- _Task to complete_
Transcribe every entry below word for word, but skip the pictures.

- _Data to process_

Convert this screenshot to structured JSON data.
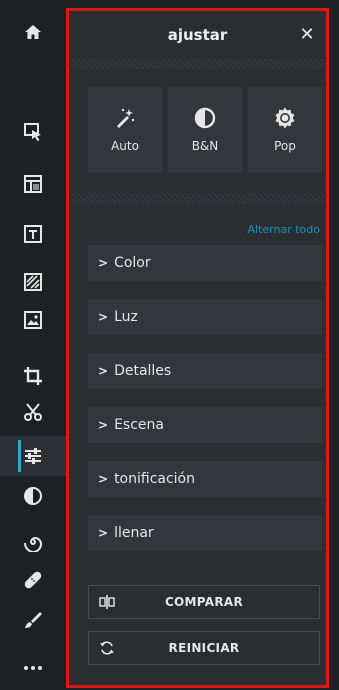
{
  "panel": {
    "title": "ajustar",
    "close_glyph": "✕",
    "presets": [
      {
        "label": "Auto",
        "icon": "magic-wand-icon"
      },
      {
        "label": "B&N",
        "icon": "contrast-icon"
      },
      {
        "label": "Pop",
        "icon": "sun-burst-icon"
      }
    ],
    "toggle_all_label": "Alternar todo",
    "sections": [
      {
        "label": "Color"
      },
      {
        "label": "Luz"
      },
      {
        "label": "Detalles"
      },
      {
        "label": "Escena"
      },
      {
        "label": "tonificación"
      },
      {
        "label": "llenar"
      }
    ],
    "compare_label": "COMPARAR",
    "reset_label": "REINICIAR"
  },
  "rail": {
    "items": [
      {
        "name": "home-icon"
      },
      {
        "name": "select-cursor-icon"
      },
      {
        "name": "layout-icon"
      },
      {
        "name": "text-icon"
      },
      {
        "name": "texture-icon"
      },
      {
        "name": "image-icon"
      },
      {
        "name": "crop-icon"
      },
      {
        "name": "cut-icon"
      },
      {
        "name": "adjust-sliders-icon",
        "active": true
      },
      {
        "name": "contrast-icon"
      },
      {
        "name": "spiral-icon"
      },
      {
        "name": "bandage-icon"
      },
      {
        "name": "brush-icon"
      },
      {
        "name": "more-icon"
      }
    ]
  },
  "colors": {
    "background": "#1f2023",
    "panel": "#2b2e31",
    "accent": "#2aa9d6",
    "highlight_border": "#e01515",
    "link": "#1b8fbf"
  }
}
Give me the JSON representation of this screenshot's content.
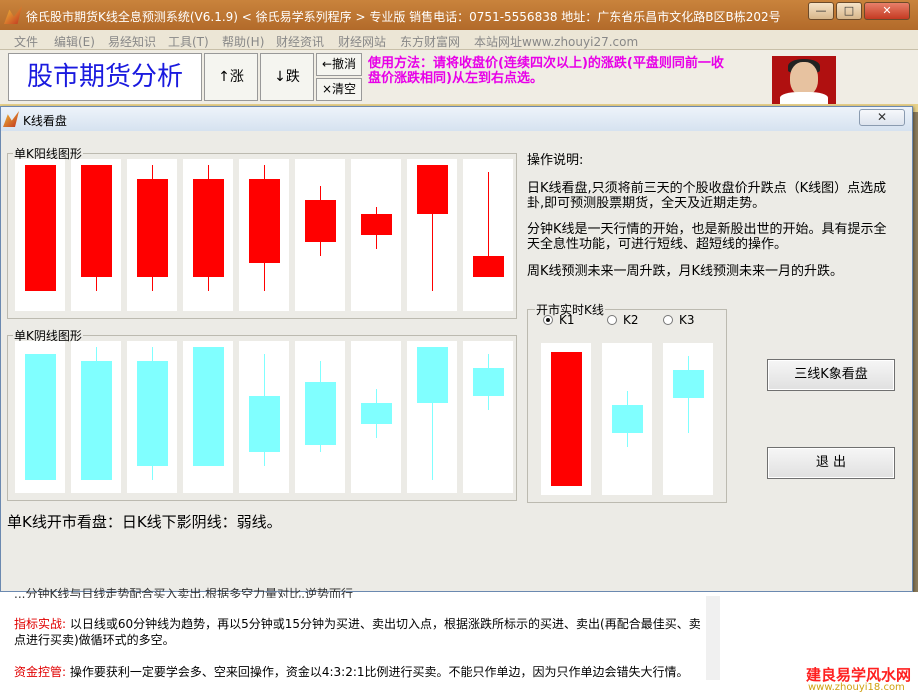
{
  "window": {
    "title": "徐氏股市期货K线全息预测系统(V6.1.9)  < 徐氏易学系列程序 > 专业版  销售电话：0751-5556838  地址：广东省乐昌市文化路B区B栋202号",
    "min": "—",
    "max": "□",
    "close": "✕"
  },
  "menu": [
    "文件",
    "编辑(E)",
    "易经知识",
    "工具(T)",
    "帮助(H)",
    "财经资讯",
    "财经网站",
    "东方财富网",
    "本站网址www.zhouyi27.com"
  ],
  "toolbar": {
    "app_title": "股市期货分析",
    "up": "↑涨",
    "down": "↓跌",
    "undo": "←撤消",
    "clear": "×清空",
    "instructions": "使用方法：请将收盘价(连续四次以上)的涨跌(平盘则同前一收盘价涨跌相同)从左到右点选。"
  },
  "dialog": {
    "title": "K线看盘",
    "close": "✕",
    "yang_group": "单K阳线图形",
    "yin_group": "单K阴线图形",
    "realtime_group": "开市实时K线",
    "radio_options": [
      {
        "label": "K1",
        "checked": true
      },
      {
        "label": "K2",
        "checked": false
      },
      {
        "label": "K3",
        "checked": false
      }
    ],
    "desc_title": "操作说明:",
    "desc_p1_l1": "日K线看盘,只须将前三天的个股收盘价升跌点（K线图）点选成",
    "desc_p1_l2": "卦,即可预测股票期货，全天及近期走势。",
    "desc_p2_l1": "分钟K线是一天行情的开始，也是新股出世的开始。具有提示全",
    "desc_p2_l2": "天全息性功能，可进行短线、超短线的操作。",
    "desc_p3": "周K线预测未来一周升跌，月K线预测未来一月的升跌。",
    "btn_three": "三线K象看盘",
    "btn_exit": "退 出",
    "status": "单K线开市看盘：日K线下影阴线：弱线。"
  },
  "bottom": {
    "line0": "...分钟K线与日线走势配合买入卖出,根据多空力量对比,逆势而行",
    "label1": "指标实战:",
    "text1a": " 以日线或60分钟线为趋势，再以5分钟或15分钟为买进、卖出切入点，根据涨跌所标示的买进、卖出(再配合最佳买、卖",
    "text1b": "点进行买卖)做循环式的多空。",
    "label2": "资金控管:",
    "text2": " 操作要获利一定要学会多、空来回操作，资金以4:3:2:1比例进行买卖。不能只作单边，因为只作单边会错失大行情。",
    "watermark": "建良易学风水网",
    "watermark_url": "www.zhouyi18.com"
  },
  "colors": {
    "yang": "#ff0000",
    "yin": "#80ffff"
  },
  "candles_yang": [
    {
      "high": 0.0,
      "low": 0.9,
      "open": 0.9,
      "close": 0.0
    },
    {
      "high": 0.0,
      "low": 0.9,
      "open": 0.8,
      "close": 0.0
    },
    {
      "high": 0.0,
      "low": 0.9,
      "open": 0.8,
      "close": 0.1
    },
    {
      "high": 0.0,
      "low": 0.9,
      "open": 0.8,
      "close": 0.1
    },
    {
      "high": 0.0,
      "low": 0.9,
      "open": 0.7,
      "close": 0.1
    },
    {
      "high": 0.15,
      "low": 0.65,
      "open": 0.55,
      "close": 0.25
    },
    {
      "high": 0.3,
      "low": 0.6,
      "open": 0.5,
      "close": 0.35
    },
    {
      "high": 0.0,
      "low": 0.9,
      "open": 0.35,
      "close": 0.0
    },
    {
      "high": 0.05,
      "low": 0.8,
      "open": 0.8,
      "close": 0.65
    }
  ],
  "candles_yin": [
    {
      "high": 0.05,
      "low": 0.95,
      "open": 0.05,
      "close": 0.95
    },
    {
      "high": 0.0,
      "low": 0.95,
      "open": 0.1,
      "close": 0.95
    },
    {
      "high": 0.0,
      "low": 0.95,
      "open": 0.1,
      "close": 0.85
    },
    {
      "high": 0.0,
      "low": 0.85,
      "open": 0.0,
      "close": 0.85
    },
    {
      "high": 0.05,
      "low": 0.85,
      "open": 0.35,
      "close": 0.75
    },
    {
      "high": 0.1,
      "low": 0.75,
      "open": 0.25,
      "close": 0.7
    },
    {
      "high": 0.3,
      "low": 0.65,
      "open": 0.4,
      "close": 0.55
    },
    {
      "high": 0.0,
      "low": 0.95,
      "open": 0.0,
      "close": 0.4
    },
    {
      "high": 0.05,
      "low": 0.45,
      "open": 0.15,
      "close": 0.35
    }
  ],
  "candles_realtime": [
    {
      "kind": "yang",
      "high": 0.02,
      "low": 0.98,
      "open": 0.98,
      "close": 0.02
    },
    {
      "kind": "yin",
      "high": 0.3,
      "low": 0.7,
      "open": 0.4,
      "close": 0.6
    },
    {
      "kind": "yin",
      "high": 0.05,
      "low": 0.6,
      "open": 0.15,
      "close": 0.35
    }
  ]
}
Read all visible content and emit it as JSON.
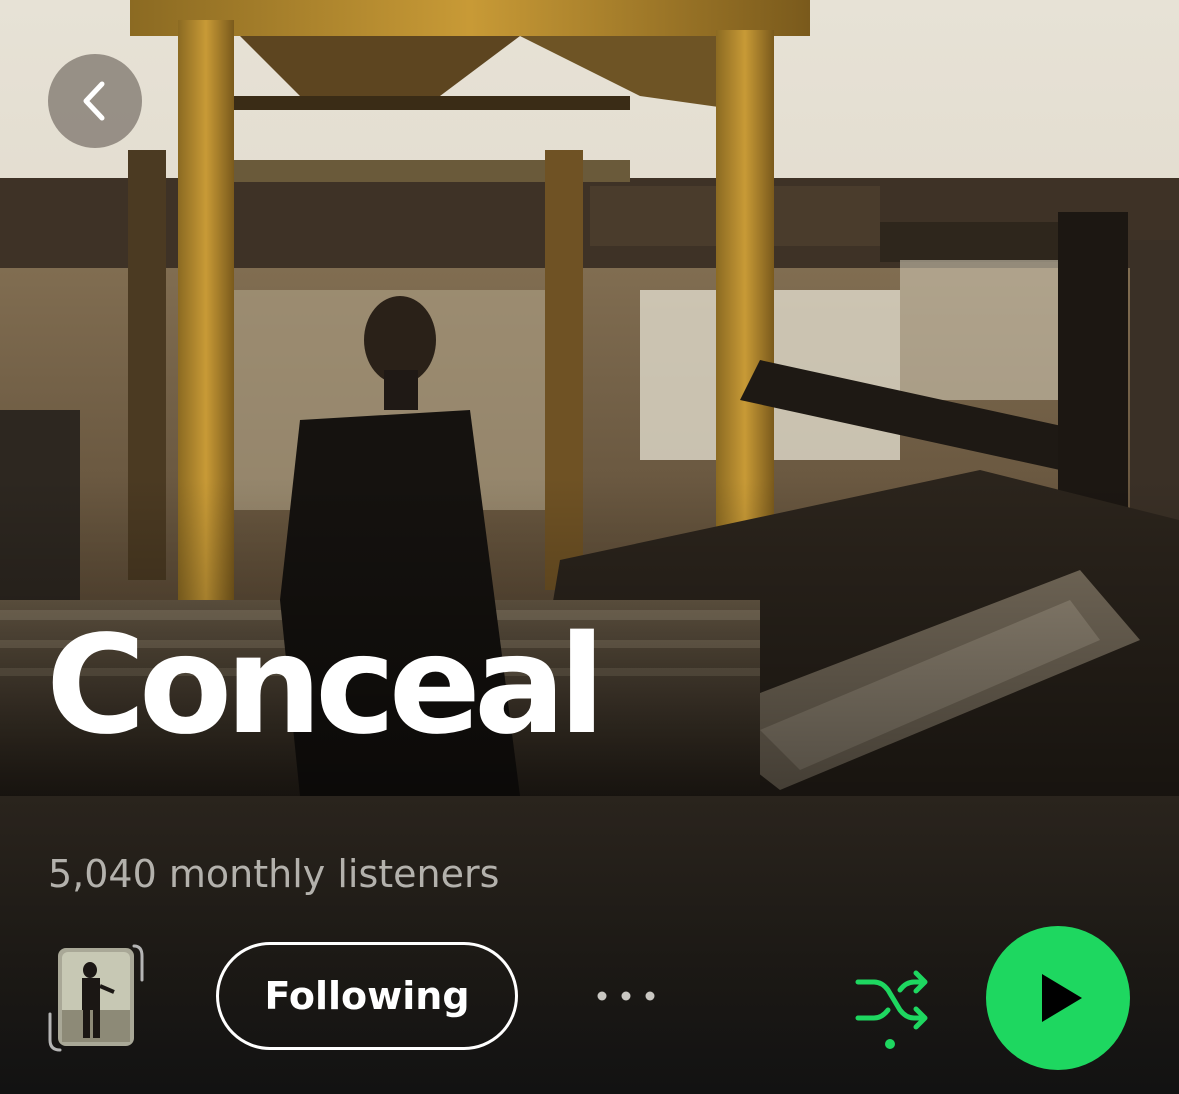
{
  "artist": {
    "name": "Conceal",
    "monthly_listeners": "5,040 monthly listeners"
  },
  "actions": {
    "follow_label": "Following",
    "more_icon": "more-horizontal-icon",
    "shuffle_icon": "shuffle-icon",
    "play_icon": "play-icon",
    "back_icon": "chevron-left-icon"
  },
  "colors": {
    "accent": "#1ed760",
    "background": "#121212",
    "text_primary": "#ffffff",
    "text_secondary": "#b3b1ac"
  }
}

- _Written solution_
Convert this screenshot to structured JSON data.
{
  "panel": {
    "title": "ajustar",
    "close_glyph": "✕",
    "presets": [
      {
        "label": "Auto",
        "icon": "magic-wand-icon"
      },
      {
        "label": "B&N",
        "icon": "contrast-icon"
      },
      {
        "label": "Pop",
        "icon": "sun-burst-icon"
      }
    ],
    "toggle_all_label": "Alternar todo",
    "sections": [
      {
        "label": "Color"
      },
      {
        "label": "Luz"
      },
      {
        "label": "Detalles"
      },
      {
        "label": "Escena"
      },
      {
        "label": "tonificación"
      },
      {
        "label": "llenar"
      }
    ],
    "compare_label": "COMPARAR",
    "reset_label": "REINICIAR"
  },
  "rail": {
    "items": [
      {
        "name": "home-icon"
      },
      {
        "name": "select-cursor-icon"
      },
      {
        "name": "layout-icon"
      },
      {
        "name": "text-icon"
      },
      {
        "name": "texture-icon"
      },
      {
        "name": "image-icon"
      },
      {
        "name": "crop-icon"
      },
      {
        "name": "cut-icon"
      },
      {
        "name": "adjust-sliders-icon",
        "active": true
      },
      {
        "name": "contrast-icon"
      },
      {
        "name": "spiral-icon"
      },
      {
        "name": "bandage-icon"
      },
      {
        "name": "brush-icon"
      },
      {
        "name": "more-icon"
      }
    ]
  },
  "colors": {
    "background": "#1f2023",
    "panel": "#2b2e31",
    "accent": "#2aa9d6",
    "highlight_border": "#e01515",
    "link": "#1b8fbf"
  }
}
Give me the JSON representation of this screenshot's content.
{
  "window": {
    "title": "徐氏股市期货K线全息预测系统(V6.1.9)  < 徐氏易学系列程序 > 专业版  销售电话：0751-5556838  地址：广东省乐昌市文化路B区B栋202号",
    "min": "—",
    "max": "□",
    "close": "✕"
  },
  "menu": [
    "文件",
    "编辑(E)",
    "易经知识",
    "工具(T)",
    "帮助(H)",
    "财经资讯",
    "财经网站",
    "东方财富网",
    "本站网址www.zhouyi27.com"
  ],
  "toolbar": {
    "app_title": "股市期货分析",
    "up": "↑涨",
    "down": "↓跌",
    "undo": "←撤消",
    "clear": "×清空",
    "instructions": "使用方法：请将收盘价(连续四次以上)的涨跌(平盘则同前一收盘价涨跌相同)从左到右点选。"
  },
  "dialog": {
    "title": "K线看盘",
    "close": "✕",
    "yang_group": "单K阳线图形",
    "yin_group": "单K阴线图形",
    "realtime_group": "开市实时K线",
    "radio_options": [
      {
        "label": "K1",
        "checked": true
      },
      {
        "label": "K2",
        "checked": false
      },
      {
        "label": "K3",
        "checked": false
      }
    ],
    "desc_title": "操作说明:",
    "desc_p1_l1": "日K线看盘,只须将前三天的个股收盘价升跌点（K线图）点选成",
    "desc_p1_l2": "卦,即可预测股票期货，全天及近期走势。",
    "desc_p2_l1": "分钟K线是一天行情的开始，也是新股出世的开始。具有提示全",
    "desc_p2_l2": "天全息性功能，可进行短线、超短线的操作。",
    "desc_p3": "周K线预测未来一周升跌，月K线预测未来一月的升跌。",
    "btn_three": "三线K象看盘",
    "btn_exit": "退 出",
    "status": "单K线开市看盘：日K线下影阴线：弱线。"
  },
  "bottom": {
    "line0": "...分钟K线与日线走势配合买入卖出,根据多空力量对比,逆势而行",
    "label1": "指标实战:",
    "text1a": " 以日线或60分钟线为趋势，再以5分钟或15分钟为买进、卖出切入点，根据涨跌所标示的买进、卖出(再配合最佳买、卖",
    "text1b": "点进行买卖)做循环式的多空。",
    "label2": "资金控管:",
    "text2": " 操作要获利一定要学会多、空来回操作，资金以4:3:2:1比例进行买卖。不能只作单边，因为只作单边会错失大行情。",
    "watermark": "建良易学风水网",
    "watermark_url": "www.zhouyi18.com"
  },
  "colors": {
    "yang": "#ff0000",
    "yin": "#80ffff"
  },
  "candles_yang": [
    {
      "high": 0.0,
      "low": 0.9,
      "open": 0.9,
      "close": 0.0
    },
    {
      "high": 0.0,
      "low": 0.9,
      "open": 0.8,
      "close": 0.0
    },
    {
      "high": 0.0,
      "low": 0.9,
      "open": 0.8,
      "close": 0.1
    },
    {
      "high": 0.0,
      "low": 0.9,
      "open": 0.8,
      "close": 0.1
    },
    {
      "high": 0.0,
      "low": 0.9,
      "open": 0.7,
      "close": 0.1
    },
    {
      "high": 0.15,
      "low": 0.65,
      "open": 0.55,
      "close": 0.25
    },
    {
      "high": 0.3,
      "low": 0.6,
      "open": 0.5,
      "close": 0.35
    },
    {
      "high": 0.0,
      "low": 0.9,
      "open": 0.35,
      "close": 0.0
    },
    {
      "high": 0.05,
      "low": 0.8,
      "open": 0.8,
      "close": 0.65
    }
  ],
  "candles_yin": [
    {
      "high": 0.05,
      "low": 0.95,
      "open": 0.05,
      "close": 0.95
    },
    {
      "high": 0.0,
      "low": 0.95,
      "open": 0.1,
      "close": 0.95
    },
    {
      "high": 0.0,
      "low": 0.95,
      "open": 0.1,
      "close": 0.85
    },
    {
      "high": 0.0,
      "low": 0.85,
      "open": 0.0,
      "close": 0.85
    },
    {
      "high": 0.05,
      "low": 0.85,
      "open": 0.35,
      "close": 0.75
    },
    {
      "high": 0.1,
      "low": 0.75,
      "open": 0.25,
      "close": 0.7
    },
    {
      "high": 0.3,
      "low": 0.65,
      "open": 0.4,
      "close": 0.55
    },
    {
      "high": 0.0,
      "low": 0.95,
      "open": 0.0,
      "close": 0.4
    },
    {
      "high": 0.05,
      "low": 0.45,
      "open": 0.15,
      "close": 0.35
    }
  ],
  "candles_realtime": [
    {
      "kind": "yang",
      "high": 0.02,
      "low": 0.98,
      "open": 0.98,
      "close": 0.02
    },
    {
      "kind": "yin",
      "high": 0.3,
      "low": 0.7,
      "open": 0.4,
      "close": 0.6
    },
    {
      "kind": "yin",
      "high": 0.05,
      "low": 0.6,
      "open": 0.15,
      "close": 0.35
    }
  ]
}
Read all visible content and emit it as JSON.
{
  "artist": {
    "name": "Conceal",
    "monthly_listeners": "5,040 monthly listeners"
  },
  "actions": {
    "follow_label": "Following",
    "more_icon": "more-horizontal-icon",
    "shuffle_icon": "shuffle-icon",
    "play_icon": "play-icon",
    "back_icon": "chevron-left-icon"
  },
  "colors": {
    "accent": "#1ed760",
    "background": "#121212",
    "text_primary": "#ffffff",
    "text_secondary": "#b3b1ac"
  }
}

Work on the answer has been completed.